-- Begin TASK DATA --

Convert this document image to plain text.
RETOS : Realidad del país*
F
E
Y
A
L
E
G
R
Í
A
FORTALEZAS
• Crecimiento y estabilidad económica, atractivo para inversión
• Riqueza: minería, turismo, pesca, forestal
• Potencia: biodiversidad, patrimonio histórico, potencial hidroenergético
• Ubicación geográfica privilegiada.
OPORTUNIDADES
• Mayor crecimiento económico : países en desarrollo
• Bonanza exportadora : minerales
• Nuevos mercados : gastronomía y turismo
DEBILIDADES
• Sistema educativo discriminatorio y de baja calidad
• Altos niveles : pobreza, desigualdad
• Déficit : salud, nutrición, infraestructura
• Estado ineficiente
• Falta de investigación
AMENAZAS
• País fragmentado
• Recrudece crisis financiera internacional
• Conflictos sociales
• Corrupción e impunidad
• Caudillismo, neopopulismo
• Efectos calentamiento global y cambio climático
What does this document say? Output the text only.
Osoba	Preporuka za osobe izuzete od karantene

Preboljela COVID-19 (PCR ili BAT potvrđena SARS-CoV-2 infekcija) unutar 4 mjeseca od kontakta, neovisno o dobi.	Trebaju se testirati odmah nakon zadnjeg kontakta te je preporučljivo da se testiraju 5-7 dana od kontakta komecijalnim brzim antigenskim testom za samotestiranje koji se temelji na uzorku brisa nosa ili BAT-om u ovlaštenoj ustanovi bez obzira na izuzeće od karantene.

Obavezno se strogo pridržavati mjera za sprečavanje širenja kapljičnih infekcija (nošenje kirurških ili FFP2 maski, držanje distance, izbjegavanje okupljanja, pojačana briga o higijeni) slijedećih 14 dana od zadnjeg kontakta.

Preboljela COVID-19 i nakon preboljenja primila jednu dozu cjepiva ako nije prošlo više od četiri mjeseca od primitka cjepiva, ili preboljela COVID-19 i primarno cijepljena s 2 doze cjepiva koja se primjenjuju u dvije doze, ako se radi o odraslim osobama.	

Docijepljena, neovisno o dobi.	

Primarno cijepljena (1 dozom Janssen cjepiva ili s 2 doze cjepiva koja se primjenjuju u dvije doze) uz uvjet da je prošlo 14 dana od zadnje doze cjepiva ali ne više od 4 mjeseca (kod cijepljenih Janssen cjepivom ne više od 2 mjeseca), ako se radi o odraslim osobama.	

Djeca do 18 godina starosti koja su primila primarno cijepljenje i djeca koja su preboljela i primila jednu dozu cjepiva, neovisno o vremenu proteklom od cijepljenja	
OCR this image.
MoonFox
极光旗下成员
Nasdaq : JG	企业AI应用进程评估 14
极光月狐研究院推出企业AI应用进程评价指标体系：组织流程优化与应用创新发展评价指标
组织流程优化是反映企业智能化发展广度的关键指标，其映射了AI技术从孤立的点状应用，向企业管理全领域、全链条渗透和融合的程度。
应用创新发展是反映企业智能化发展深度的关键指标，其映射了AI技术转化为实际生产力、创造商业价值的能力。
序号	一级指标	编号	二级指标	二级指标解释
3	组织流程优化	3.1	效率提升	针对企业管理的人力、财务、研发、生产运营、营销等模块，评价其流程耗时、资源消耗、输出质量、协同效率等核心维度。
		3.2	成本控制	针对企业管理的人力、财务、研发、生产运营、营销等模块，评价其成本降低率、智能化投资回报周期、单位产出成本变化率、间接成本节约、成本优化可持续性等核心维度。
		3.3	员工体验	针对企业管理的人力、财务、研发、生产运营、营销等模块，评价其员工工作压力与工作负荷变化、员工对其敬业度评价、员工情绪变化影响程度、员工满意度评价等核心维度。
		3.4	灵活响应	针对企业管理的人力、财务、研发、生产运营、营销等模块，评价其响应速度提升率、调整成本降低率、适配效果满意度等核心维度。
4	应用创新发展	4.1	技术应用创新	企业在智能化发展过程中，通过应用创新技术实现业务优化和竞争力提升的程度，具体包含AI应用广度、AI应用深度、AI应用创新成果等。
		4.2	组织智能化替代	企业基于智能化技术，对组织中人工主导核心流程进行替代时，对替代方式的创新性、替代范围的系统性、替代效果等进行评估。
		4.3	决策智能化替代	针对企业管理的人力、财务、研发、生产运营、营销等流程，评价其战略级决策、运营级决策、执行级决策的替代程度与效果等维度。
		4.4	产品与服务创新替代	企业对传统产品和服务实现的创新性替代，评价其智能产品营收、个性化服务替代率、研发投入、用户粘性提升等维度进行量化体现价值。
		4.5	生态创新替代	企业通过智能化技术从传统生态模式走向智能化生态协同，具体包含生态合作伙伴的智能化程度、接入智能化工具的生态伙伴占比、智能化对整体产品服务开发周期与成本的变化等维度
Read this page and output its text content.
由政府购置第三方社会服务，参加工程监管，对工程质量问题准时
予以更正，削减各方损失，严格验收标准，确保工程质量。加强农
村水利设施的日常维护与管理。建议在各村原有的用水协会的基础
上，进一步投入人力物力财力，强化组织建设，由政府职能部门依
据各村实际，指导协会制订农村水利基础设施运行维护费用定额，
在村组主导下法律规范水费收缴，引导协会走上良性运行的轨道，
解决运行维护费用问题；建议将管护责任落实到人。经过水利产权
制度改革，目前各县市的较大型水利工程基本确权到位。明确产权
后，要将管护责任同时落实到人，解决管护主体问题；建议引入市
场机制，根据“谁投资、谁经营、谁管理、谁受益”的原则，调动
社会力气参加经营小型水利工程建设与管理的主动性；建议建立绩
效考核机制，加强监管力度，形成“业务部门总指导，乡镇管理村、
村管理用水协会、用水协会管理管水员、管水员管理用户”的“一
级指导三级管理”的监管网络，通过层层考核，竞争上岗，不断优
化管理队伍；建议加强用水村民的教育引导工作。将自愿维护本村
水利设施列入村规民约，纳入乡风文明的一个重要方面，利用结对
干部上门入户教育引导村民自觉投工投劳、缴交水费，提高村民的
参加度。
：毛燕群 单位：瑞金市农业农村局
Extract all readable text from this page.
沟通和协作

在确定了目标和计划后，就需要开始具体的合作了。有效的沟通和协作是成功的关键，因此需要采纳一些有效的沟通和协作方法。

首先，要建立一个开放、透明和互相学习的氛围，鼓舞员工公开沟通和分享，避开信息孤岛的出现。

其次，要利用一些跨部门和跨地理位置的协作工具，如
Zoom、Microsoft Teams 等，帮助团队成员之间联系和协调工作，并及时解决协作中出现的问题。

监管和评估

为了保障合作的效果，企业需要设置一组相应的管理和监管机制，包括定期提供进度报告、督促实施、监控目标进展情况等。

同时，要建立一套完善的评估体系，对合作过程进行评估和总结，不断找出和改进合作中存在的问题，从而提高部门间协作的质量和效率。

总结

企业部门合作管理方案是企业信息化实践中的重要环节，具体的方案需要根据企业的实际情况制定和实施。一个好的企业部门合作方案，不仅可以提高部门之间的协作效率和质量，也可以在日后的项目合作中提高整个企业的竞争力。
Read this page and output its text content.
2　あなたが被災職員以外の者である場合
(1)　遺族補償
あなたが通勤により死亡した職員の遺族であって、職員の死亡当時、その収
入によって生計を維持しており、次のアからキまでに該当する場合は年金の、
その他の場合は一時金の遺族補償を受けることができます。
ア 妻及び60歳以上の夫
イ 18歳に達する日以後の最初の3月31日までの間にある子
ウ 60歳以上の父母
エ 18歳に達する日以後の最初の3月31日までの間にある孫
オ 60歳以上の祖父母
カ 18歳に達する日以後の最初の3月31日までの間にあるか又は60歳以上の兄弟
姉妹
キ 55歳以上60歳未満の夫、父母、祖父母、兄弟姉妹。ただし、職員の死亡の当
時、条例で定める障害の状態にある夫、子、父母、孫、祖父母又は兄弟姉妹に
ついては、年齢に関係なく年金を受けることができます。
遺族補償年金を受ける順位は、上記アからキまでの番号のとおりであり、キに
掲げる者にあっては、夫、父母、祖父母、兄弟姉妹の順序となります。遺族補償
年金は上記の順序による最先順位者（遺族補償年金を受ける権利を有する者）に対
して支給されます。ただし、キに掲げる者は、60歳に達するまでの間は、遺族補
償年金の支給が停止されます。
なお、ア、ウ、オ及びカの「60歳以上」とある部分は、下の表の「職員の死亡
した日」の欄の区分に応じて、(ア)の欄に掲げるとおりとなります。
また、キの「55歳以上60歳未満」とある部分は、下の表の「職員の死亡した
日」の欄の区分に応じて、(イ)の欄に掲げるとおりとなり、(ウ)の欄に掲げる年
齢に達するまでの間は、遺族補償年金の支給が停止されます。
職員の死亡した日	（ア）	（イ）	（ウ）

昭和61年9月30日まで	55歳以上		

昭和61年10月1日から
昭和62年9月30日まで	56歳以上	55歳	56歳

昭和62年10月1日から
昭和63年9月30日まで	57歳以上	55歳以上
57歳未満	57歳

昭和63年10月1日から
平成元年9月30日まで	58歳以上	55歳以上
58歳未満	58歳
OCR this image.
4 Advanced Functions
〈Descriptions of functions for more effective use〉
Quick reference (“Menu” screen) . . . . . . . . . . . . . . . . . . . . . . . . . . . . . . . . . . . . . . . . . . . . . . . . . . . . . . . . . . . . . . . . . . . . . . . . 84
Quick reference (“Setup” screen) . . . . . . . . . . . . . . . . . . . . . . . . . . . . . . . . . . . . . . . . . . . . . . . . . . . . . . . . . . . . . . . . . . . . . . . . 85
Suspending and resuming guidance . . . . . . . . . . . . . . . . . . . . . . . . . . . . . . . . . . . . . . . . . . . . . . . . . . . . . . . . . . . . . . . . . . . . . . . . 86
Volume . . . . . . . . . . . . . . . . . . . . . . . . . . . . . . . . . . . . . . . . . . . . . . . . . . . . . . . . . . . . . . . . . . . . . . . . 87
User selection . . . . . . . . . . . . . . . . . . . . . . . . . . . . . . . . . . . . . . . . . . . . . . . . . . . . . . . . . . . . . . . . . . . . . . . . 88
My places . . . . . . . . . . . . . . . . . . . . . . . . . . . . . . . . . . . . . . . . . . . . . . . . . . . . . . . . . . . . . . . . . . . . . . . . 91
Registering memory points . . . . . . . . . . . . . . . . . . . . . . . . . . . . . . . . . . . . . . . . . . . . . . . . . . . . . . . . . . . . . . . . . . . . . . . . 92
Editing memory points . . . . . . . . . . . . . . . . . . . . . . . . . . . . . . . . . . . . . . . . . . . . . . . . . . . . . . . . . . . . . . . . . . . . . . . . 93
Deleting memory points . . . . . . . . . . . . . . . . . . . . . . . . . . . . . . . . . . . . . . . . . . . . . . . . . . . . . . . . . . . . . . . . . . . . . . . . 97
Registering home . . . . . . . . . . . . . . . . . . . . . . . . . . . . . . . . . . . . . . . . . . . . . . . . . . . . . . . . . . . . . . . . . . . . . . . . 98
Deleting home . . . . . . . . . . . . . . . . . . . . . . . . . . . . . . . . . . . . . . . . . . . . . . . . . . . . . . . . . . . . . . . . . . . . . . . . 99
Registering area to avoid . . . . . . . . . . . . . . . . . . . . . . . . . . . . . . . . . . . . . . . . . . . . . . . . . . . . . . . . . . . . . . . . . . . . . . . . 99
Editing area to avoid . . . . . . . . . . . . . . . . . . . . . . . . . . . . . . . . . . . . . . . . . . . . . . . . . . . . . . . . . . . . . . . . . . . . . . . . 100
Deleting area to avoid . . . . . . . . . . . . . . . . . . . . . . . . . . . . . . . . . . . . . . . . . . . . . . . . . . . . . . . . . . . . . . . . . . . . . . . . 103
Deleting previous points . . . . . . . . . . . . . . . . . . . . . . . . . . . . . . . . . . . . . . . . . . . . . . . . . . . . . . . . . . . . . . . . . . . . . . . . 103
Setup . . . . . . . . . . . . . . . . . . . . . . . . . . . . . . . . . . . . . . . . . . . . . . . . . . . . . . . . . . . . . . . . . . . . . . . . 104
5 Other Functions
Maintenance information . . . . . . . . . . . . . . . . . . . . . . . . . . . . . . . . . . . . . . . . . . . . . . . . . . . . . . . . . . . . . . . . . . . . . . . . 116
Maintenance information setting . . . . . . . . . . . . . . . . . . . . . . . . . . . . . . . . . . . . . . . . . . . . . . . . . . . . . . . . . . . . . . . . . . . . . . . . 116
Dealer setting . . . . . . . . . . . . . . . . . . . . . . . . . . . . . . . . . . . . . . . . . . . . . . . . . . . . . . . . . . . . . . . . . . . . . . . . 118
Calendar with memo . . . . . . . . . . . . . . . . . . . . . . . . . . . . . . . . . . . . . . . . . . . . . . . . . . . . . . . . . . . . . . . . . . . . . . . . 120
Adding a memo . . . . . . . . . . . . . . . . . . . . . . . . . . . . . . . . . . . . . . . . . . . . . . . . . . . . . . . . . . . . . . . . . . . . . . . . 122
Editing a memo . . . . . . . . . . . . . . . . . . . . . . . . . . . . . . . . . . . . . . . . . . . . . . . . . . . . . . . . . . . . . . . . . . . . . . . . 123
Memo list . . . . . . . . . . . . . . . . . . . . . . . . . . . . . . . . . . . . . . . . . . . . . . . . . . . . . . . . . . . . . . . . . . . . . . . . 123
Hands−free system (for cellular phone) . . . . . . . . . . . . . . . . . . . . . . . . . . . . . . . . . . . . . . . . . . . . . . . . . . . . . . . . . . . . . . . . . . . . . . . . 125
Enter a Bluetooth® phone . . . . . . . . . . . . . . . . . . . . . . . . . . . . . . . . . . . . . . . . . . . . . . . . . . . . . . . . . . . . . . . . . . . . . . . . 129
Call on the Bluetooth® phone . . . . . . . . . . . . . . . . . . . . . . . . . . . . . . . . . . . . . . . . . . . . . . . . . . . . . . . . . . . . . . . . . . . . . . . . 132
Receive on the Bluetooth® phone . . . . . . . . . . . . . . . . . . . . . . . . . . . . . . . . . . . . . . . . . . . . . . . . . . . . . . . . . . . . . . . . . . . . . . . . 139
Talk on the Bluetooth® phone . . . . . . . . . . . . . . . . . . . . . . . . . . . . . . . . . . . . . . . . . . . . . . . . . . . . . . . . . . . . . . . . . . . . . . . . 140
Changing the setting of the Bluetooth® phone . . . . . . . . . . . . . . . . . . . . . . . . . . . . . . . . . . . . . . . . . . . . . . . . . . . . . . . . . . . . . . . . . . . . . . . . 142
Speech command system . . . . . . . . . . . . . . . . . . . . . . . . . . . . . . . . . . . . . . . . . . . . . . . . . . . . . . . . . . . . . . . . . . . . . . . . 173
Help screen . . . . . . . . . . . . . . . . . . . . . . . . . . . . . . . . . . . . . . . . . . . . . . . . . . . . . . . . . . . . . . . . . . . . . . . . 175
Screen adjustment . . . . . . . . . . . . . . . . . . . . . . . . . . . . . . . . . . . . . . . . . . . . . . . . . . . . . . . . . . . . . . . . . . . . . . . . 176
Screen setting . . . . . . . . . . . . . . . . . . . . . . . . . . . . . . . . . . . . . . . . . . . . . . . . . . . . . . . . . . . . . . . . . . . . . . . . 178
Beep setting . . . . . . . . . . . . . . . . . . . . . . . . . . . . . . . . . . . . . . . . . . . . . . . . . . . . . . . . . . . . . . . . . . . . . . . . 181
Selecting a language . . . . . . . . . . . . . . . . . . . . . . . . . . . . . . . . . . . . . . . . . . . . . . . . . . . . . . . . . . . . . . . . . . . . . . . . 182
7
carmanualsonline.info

-- End TASK DATA --

— YOUR OBJECTIVE —
Each line holding "text" must be found and copied.

— EXERCISE RESPONSE —
Convert this document image to plain text.
What does this document say? Output the text only.
Read this page and output its text content.
Extract all readable text from this page.
Read this page and output its text content.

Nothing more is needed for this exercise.